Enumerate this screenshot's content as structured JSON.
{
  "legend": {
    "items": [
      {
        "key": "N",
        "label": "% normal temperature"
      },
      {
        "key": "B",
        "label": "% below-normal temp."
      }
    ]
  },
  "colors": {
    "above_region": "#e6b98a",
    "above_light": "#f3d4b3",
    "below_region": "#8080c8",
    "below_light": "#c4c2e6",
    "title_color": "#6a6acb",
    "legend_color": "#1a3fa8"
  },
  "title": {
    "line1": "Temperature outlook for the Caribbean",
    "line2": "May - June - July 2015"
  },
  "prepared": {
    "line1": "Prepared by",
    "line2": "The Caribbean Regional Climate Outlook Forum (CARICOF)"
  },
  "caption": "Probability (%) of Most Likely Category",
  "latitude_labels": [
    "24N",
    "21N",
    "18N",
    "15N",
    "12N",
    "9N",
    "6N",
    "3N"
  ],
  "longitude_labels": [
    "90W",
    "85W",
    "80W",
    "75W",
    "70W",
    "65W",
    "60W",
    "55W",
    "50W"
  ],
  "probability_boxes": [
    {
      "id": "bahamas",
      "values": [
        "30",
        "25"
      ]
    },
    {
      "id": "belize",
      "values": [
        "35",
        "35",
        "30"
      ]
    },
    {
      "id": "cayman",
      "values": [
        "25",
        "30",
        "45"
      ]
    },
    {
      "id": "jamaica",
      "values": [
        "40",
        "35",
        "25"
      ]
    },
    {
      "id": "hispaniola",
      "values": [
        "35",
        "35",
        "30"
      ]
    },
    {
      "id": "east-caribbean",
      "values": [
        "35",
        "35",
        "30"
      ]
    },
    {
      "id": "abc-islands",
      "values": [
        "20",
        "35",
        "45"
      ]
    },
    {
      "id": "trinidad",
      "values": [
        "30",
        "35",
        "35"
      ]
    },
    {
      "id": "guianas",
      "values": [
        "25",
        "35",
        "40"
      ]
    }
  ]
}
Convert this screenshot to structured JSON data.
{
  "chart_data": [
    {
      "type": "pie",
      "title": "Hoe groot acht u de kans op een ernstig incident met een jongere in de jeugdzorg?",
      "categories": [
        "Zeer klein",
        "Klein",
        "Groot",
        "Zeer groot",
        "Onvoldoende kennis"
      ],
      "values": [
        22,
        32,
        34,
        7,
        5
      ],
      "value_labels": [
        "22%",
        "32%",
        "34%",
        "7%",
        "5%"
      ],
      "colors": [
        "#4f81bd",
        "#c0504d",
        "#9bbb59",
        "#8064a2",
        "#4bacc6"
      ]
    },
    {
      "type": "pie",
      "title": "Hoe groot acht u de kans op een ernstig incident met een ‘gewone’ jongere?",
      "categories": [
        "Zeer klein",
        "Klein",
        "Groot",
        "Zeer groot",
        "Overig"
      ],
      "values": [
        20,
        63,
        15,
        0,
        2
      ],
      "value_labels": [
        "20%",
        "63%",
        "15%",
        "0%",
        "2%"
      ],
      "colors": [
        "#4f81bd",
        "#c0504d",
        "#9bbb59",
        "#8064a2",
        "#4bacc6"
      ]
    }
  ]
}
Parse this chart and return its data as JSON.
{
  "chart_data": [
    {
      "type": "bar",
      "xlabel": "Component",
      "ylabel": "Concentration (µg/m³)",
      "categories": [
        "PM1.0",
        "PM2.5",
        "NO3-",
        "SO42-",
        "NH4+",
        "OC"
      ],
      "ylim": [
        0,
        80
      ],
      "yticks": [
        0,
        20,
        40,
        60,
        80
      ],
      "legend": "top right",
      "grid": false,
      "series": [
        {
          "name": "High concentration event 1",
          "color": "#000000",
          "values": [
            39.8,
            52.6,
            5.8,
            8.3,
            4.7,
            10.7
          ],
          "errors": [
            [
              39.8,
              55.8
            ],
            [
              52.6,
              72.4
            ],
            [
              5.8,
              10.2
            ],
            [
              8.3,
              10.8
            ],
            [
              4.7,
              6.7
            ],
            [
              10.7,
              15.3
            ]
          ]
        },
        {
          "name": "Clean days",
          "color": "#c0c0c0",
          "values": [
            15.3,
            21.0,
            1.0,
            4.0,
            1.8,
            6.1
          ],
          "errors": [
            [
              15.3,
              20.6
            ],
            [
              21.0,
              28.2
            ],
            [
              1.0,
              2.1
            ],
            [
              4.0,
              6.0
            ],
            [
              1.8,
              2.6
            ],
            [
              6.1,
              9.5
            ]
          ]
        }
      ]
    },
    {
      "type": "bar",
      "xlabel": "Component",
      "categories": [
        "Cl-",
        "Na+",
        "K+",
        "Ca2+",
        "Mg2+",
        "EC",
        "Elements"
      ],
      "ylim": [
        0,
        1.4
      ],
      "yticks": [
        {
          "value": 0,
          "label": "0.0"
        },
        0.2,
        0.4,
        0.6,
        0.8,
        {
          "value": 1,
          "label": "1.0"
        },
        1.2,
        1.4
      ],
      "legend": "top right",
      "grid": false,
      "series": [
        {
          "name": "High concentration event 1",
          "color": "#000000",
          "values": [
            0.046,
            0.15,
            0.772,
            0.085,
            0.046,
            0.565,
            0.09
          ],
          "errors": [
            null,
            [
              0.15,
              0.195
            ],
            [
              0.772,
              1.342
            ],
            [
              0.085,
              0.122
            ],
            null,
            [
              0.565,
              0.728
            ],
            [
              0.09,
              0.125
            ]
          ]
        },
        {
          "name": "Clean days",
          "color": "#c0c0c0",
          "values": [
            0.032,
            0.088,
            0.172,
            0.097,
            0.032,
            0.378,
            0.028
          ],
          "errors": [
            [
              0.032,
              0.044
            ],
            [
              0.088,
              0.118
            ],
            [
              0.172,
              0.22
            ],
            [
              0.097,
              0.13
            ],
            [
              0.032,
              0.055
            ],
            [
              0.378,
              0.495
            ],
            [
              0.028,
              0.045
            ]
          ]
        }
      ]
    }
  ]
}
* * * *
Scan the lines for the string "acht". Copy out each line that matches.

      "title": "Hoe groot acht u de kans op een ernstig incident met een jongere in de jeugdzorg?",
      "title": "Hoe groot acht u de kans op een ernstig incident met een ‘gewone’ jongere?",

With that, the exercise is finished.